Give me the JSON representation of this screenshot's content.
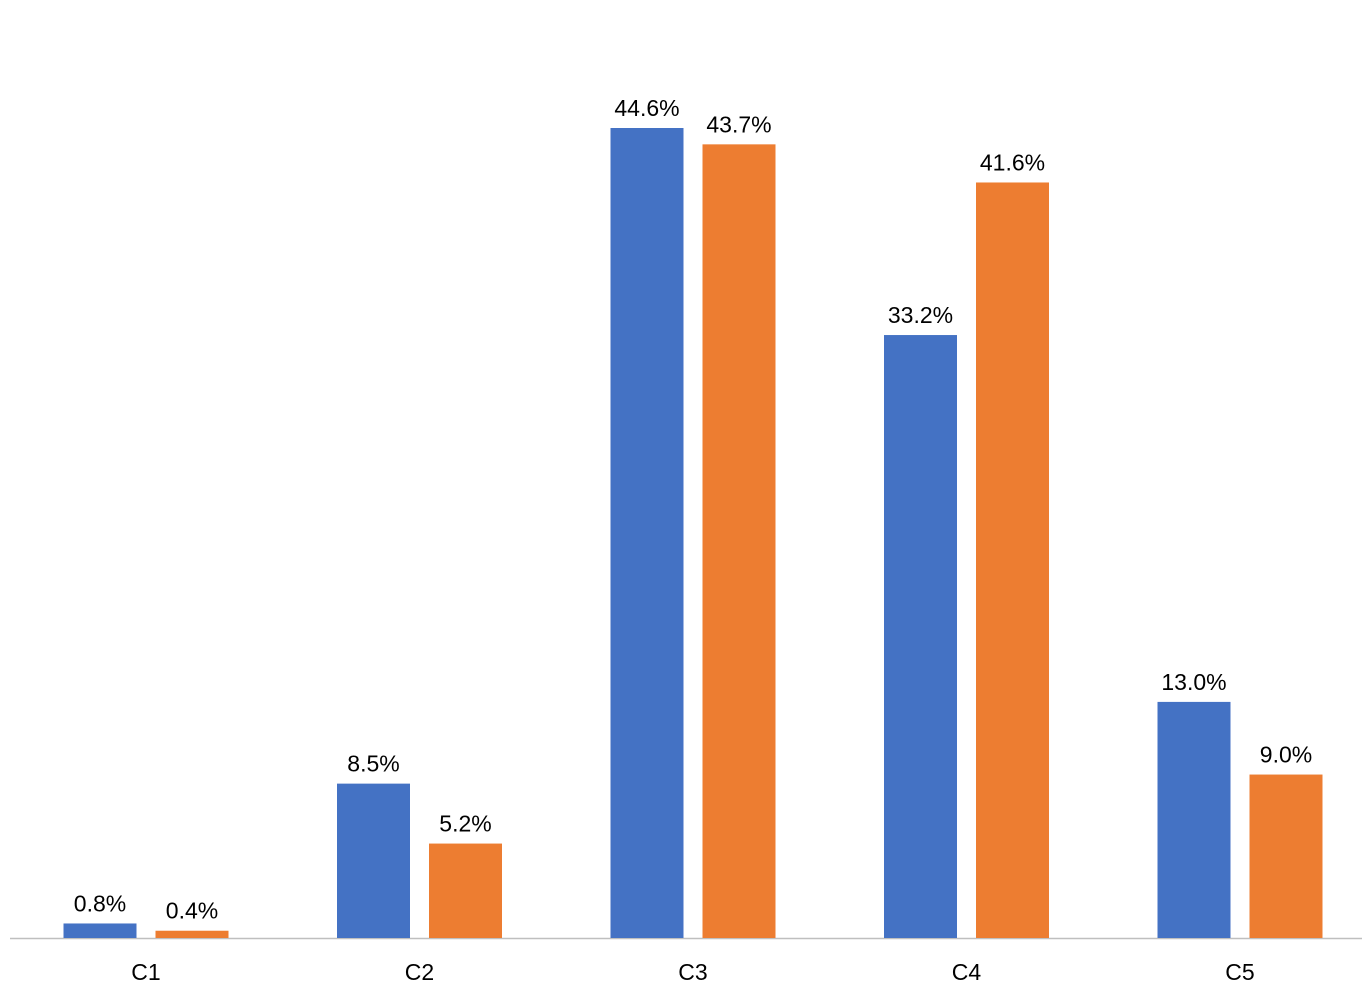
{
  "chart_data": {
    "type": "bar",
    "categories": [
      "C1",
      "C2",
      "C3",
      "C4",
      "C5"
    ],
    "series": [
      {
        "color": "#4472c4",
        "values": [
          0.8,
          8.5,
          44.6,
          33.2,
          13.0
        ],
        "value_labels": [
          "0.8%",
          "8.5%",
          "44.6%",
          "33.2%",
          "13.0%"
        ]
      },
      {
        "color": "#ed7d31",
        "values": [
          0.4,
          5.2,
          43.7,
          41.6,
          9.0
        ],
        "value_labels": [
          "0.4%",
          "5.2%",
          "43.7%",
          "41.6%",
          "9.0%"
        ]
      }
    ]
  }
}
.....
Will you restate every entry word for word and omit the images?

Give me the JSON representation of this screenshot's content.
{
  "chart_data": {
    "type": "bar",
    "categories": [
      "C1",
      "C2",
      "C3",
      "C4",
      "C5"
    ],
    "series": [
      {
        "color": "#4472c4",
        "values": [
          0.8,
          8.5,
          44.6,
          33.2,
          13.0
        ],
        "value_labels": [
          "0.8%",
          "8.5%",
          "44.6%",
          "33.2%",
          "13.0%"
        ]
      },
      {
        "color": "#ed7d31",
        "values": [
          0.4,
          5.2,
          43.7,
          41.6,
          9.0
        ],
        "value_labels": [
          "0.4%",
          "5.2%",
          "43.7%",
          "41.6%",
          "9.0%"
        ]
      }
    ]
  }
}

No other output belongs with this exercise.